Given text —
# # # # # # #
David Fitzgerald’s Toolkit for Dismantling Christianity

Religions Thrive on Fantasy, Deceit, and the Failure of Curiosity 

One of the biggest examples of deceit is this practice of Bible editors: printing the words of Jesus in red. Mainstream Bible scholars know the problem here: none of the Jesus-script in the gospels can be verified. The red print amounts to a claim that is not justified by any evidence. The gospels were written decades after the death of Jesus; their authors do not identify their sources; they never cite contemporaneous documentation (letters, diaries, transcripts) that would give us confidence that we’re reading real words of Jesus. Apparently, Bible editors couldn’t care less. Fundamentalist/evangelical editors insist that the Jesus-script was divinely inspired, so the red print is entirely in order. But then they have to write books, articles, doctoral dissertations to explain away the awful Jesus-script, e.g., the hate-your-family verse (Luke 14:26); I didn’t come to bring peace, but a sword (Matthew 10:34-36); drinking Jesus’ flesh and drinking his blood are magic potions for achieving eternal life (John 6:53-57). There are so many of these.
# # # # # # #
Information shown —
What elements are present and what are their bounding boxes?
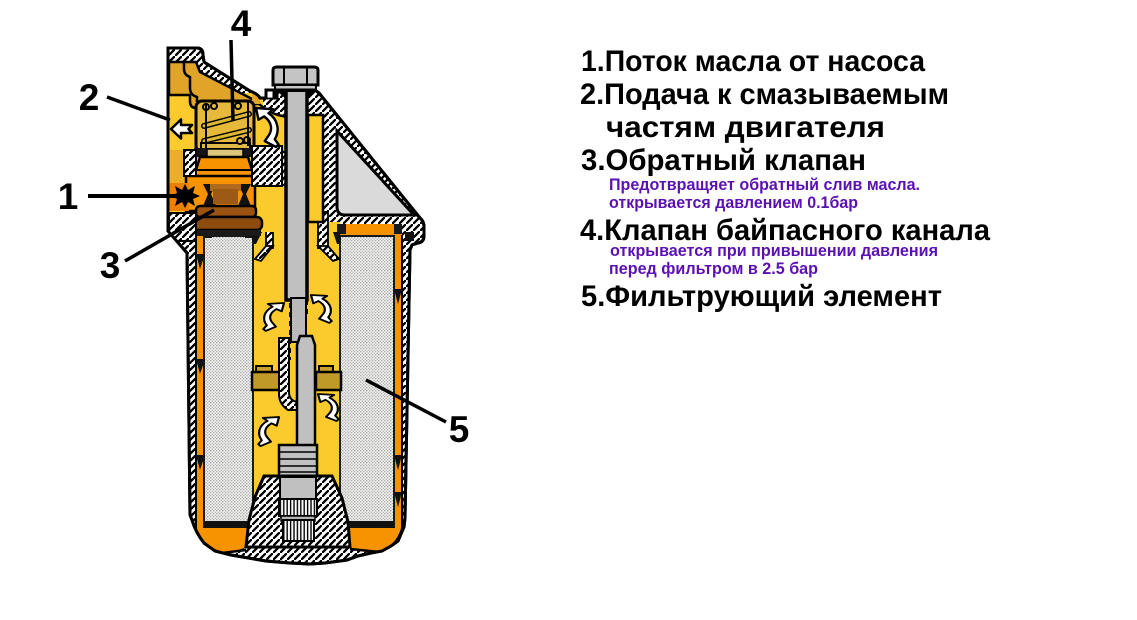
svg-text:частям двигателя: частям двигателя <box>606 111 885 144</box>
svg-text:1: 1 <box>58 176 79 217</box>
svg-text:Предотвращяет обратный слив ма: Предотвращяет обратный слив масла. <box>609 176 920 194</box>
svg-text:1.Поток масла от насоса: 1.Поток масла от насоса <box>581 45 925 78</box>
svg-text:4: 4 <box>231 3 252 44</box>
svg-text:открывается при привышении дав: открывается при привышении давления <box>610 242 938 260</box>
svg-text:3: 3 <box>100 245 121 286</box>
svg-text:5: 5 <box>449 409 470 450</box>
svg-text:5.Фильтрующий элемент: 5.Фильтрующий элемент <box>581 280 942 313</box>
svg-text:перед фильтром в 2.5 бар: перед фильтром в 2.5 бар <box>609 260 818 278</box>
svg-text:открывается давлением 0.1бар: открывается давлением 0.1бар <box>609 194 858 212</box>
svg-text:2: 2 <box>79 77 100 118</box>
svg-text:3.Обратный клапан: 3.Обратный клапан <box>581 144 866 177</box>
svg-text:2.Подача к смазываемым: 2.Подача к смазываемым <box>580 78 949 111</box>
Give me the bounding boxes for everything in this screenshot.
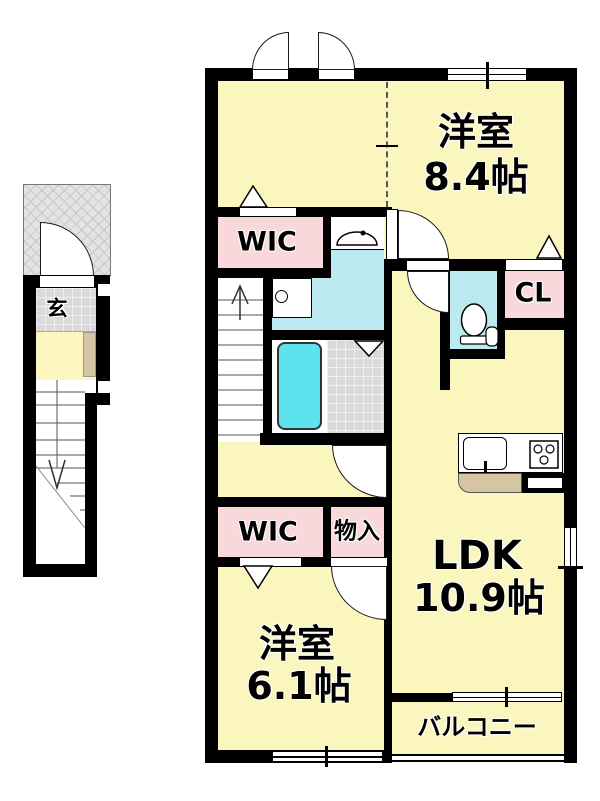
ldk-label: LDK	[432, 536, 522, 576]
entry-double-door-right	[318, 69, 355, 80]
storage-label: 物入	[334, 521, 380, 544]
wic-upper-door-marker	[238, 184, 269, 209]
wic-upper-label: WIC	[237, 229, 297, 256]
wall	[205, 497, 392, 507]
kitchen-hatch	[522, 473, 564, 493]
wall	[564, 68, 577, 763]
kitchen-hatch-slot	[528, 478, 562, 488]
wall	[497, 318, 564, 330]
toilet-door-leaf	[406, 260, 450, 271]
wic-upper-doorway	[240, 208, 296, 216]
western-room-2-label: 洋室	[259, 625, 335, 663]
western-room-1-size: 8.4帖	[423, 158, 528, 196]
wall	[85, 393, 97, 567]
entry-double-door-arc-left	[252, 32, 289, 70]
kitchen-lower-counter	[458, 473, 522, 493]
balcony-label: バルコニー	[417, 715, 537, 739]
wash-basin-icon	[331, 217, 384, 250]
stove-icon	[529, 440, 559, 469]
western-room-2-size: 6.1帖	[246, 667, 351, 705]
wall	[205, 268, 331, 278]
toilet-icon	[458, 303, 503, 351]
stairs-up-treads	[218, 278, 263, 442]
# # # # # # #
Set down the full text on religion, deceit, and the red printing of Jesus' words again, word for word. The records above were taken from a different source.

David Fitzgerald’s Toolkit for Dismantling Christianity

Religions Thrive on Fantasy, Deceit, and the Failure of Curiosity 

One of the biggest examples of deceit is this practice of Bible editors: printing the words of Jesus in red. Mainstream Bible scholars know the problem here: none of the Jesus-script in the gospels can be verified. The red print amounts to a claim that is not justified by any evidence. The gospels were written decades after the death of Jesus; their authors do not identify their sources; they never cite contemporaneous documentation (letters, diaries, transcripts) that would give us confidence that we’re reading real words of Jesus. Apparently, Bible editors couldn’t care less. Fundamentalist/evangelical editors insist that the Jesus-script was divinely inspired, so the red print is entirely in order. But then they have to write books, articles, doctoral dissertations to explain away the awful Jesus-script, e.g., the hate-your-family verse (Luke 14:26); I didn’t come to bring peace, but a sword (Matthew 10:34-36); drinking Jesus’ flesh and drinking his blood are magic potions for achieving eternal life (John 6:53-57). There are so many of these.